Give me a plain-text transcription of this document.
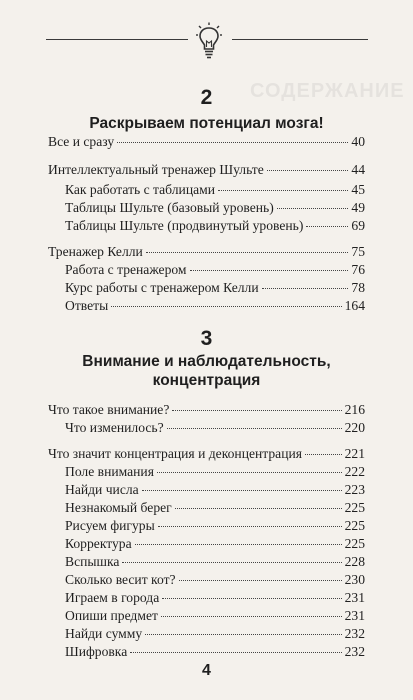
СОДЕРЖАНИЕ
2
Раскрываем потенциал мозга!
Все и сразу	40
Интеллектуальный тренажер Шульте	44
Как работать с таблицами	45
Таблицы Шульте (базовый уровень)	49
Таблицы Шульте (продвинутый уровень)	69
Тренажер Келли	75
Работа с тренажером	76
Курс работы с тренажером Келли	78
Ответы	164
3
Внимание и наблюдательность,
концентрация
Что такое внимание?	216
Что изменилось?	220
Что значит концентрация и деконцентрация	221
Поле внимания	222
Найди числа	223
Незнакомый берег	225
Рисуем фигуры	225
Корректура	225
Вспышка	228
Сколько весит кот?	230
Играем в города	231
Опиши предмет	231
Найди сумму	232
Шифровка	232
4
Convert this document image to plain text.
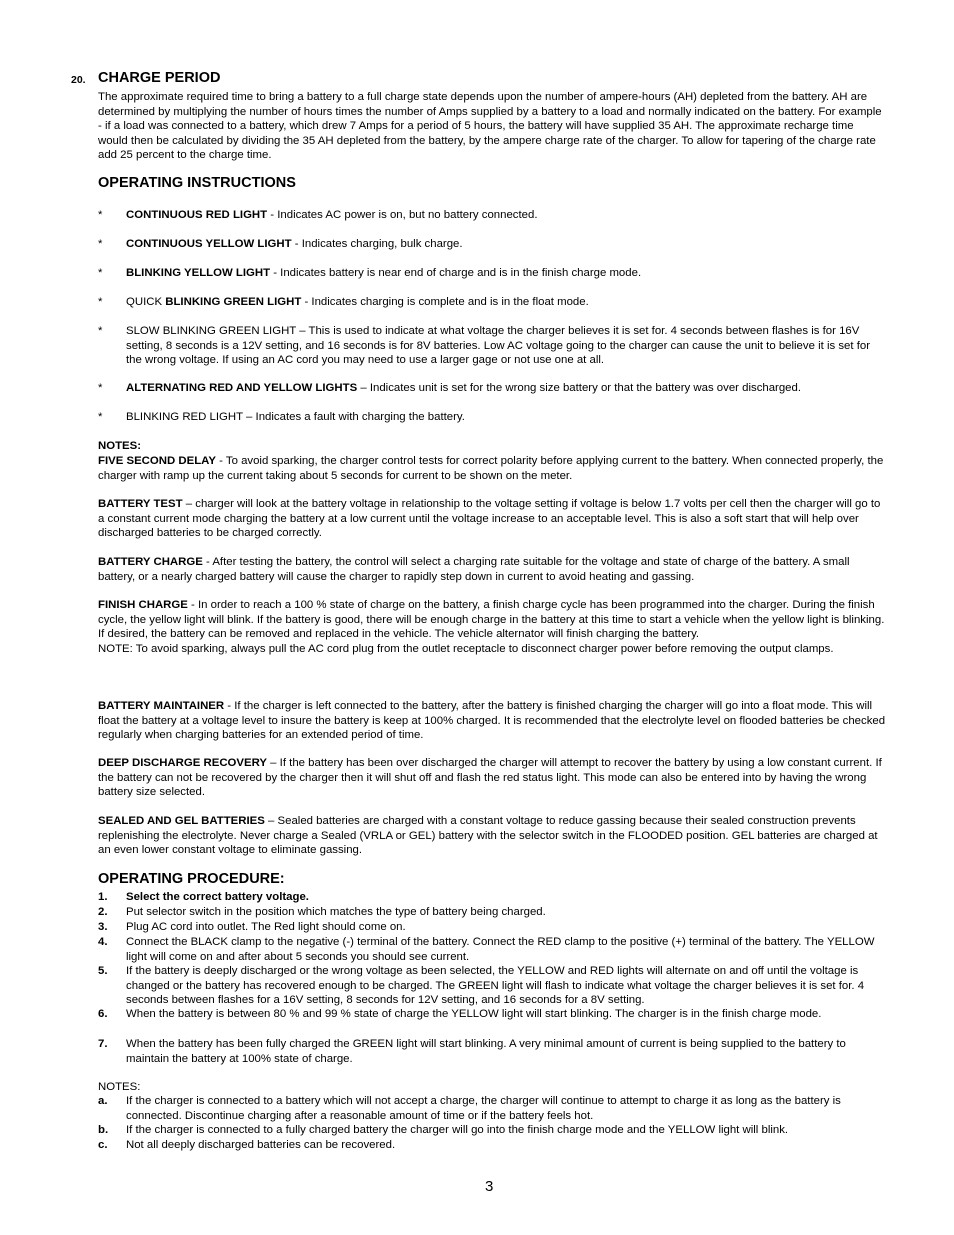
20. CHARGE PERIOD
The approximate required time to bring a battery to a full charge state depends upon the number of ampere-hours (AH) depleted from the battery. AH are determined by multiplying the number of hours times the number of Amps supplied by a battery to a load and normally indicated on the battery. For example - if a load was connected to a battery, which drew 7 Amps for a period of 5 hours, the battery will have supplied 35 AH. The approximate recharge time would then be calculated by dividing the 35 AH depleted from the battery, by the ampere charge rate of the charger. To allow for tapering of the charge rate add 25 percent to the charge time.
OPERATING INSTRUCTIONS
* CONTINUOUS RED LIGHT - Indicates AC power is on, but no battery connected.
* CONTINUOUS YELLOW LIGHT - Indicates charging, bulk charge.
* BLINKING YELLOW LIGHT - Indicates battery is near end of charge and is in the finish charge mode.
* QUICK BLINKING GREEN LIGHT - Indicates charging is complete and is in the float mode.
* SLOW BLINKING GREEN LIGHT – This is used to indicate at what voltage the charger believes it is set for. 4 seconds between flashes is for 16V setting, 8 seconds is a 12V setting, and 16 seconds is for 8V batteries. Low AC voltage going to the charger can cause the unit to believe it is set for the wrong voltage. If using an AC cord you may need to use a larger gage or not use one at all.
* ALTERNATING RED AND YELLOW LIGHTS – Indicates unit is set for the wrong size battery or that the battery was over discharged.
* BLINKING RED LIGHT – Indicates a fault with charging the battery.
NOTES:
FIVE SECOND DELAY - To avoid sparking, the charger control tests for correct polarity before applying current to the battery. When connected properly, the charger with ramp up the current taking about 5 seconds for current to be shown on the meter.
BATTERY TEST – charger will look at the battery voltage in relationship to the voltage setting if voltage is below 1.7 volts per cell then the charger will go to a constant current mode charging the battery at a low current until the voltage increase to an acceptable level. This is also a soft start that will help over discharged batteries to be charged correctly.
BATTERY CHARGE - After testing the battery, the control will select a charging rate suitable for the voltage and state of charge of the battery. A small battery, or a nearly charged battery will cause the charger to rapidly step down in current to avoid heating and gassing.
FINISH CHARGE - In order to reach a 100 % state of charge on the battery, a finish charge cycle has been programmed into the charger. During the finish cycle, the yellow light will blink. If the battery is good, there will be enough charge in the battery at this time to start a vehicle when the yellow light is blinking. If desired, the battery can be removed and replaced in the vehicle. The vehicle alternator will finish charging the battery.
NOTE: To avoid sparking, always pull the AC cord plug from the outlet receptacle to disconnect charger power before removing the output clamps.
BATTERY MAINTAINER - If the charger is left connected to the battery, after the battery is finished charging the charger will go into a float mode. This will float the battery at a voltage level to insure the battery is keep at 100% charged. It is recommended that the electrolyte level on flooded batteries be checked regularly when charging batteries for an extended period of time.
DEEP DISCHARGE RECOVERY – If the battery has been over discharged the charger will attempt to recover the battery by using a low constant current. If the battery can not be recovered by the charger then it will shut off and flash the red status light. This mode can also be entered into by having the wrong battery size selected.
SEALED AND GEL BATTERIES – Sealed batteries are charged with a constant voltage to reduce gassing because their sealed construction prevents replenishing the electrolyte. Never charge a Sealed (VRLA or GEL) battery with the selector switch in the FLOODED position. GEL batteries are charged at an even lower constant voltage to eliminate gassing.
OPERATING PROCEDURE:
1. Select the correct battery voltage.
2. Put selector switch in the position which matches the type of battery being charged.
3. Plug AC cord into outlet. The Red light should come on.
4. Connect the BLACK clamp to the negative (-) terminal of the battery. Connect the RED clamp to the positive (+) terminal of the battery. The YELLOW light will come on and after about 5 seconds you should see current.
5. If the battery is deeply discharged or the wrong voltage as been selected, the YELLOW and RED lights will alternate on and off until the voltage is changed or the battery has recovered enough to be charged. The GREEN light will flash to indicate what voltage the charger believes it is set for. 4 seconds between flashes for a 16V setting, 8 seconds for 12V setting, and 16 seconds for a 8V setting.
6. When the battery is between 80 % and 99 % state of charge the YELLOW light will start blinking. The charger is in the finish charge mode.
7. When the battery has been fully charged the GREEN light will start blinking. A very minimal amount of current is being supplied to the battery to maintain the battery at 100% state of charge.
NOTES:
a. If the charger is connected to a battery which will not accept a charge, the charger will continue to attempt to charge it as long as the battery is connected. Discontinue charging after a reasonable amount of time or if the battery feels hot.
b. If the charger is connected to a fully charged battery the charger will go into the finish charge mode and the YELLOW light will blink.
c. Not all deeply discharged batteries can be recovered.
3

::::::::

## Work required
Return every line of the records exactly as given, pictures excluded.

## Written answer
Give me a plain-text transcription of this document.
СОДЕРЖАНИЕ
2
Раскрываем потенциал мозга!
Все и сразу	40
Интеллектуальный тренажер Шульте	44
Как работать с таблицами	45
Таблицы Шульте (базовый уровень)	49
Таблицы Шульте (продвинутый уровень)	69
Тренажер Келли	75
Работа с тренажером	76
Курс работы с тренажером Келли	78
Ответы	164
3
Внимание и наблюдательность,
концентрация
Что такое внимание?	216
Что изменилось?	220
Что значит концентрация и деконцентрация	221
Поле внимания	222
Найди числа	223
Незнакомый берег	225
Рисуем фигуры	225
Корректура	225
Вспышка	228
Сколько весит кот?	230
Играем в города	231
Опиши предмет	231
Найди сумму	232
Шифровка	232
4
Convert this document image to plain text.
20. CHARGE PERIOD
The approximate required time to bring a battery to a full charge state depends upon the number of ampere-hours (AH) depleted from the battery. AH are determined by multiplying the number of hours times the number of Amps supplied by a battery to a load and normally indicated on the battery. For example - if a load was connected to a battery, which drew 7 Amps for a period of 5 hours, the battery will have supplied 35 AH. The approximate recharge time would then be calculated by dividing the 35 AH depleted from the battery, by the ampere charge rate of the charger. To allow for tapering of the charge rate add 25 percent to the charge time.
OPERATING INSTRUCTIONS
* CONTINUOUS RED LIGHT - Indicates AC power is on, but no battery connected.
* CONTINUOUS YELLOW LIGHT - Indicates charging, bulk charge.
* BLINKING YELLOW LIGHT - Indicates battery is near end of charge and is in the finish charge mode.
* QUICK BLINKING GREEN LIGHT - Indicates charging is complete and is in the float mode.
* SLOW BLINKING GREEN LIGHT – This is used to indicate at what voltage the charger believes it is set for. 4 seconds between flashes is for 16V setting, 8 seconds is a 12V setting, and 16 seconds is for 8V batteries. Low AC voltage going to the charger can cause the unit to believe it is set for the wrong voltage. If using an AC cord you may need to use a larger gage or not use one at all.
* ALTERNATING RED AND YELLOW LIGHTS – Indicates unit is set for the wrong size battery or that the battery was over discharged.
* BLINKING RED LIGHT – Indicates a fault with charging the battery.
NOTES:
FIVE SECOND DELAY - To avoid sparking, the charger control tests for correct polarity before applying current to the battery. When connected properly, the charger with ramp up the current taking about 5 seconds for current to be shown on the meter.
BATTERY TEST – charger will look at the battery voltage in relationship to the voltage setting if voltage is below 1.7 volts per cell then the charger will go to a constant current mode charging the battery at a low current until the voltage increase to an acceptable level. This is also a soft start that will help over discharged batteries to be charged correctly.
BATTERY CHARGE - After testing the battery, the control will select a charging rate suitable for the voltage and state of charge of the battery. A small battery, or a nearly charged battery will cause the charger to rapidly step down in current to avoid heating and gassing.
FINISH CHARGE - In order to reach a 100 % state of charge on the battery, a finish charge cycle has been programmed into the charger. During the finish cycle, the yellow light will blink. If the battery is good, there will be enough charge in the battery at this time to start a vehicle when the yellow light is blinking. If desired, the battery can be removed and replaced in the vehicle. The vehicle alternator will finish charging the battery.
NOTE: To avoid sparking, always pull the AC cord plug from the outlet receptacle to disconnect charger power before removing the output clamps.
BATTERY MAINTAINER - If the charger is left connected to the battery, after the battery is finished charging the charger will go into a float mode. This will float the battery at a voltage level to insure the battery is keep at 100% charged. It is recommended that the electrolyte level on flooded batteries be checked regularly when charging batteries for an extended period of time.
DEEP DISCHARGE RECOVERY – If the battery has been over discharged the charger will attempt to recover the battery by using a low constant current. If the battery can not be recovered by the charger then it will shut off and flash the red status light. This mode can also be entered into by having the wrong battery size selected.
SEALED AND GEL BATTERIES – Sealed batteries are charged with a constant voltage to reduce gassing because their sealed construction prevents replenishing the electrolyte. Never charge a Sealed (VRLA or GEL) battery with the selector switch in the FLOODED position. GEL batteries are charged at an even lower constant voltage to eliminate gassing.
OPERATING PROCEDURE:
1. Select the correct battery voltage.
2. Put selector switch in the position which matches the type of battery being charged.
3. Plug AC cord into outlet. The Red light should come on.
4. Connect the BLACK clamp to the negative (-) terminal of the battery. Connect the RED clamp to the positive (+) terminal of the battery. The YELLOW light will come on and after about 5 seconds you should see current.
5. If the battery is deeply discharged or the wrong voltage as been selected, the YELLOW and RED lights will alternate on and off until the voltage is changed or the battery has recovered enough to be charged. The GREEN light will flash to indicate what voltage the charger believes it is set for. 4 seconds between flashes for a 16V setting, 8 seconds for 12V setting, and 16 seconds for a 8V setting.
6. When the battery is between 80 % and 99 % state of charge the YELLOW light will start blinking. The charger is in the finish charge mode.
7. When the battery has been fully charged the GREEN light will start blinking. A very minimal amount of current is being supplied to the battery to maintain the battery at 100% state of charge.
NOTES:
a. If the charger is connected to a battery which will not accept a charge, the charger will continue to attempt to charge it as long as the battery is connected. Discontinue charging after a reasonable amount of time or if the battery feels hot.
b. If the charger is connected to a fully charged battery the charger will go into the finish charge mode and the YELLOW light will blink.
c. Not all deeply discharged batteries can be recovered.
3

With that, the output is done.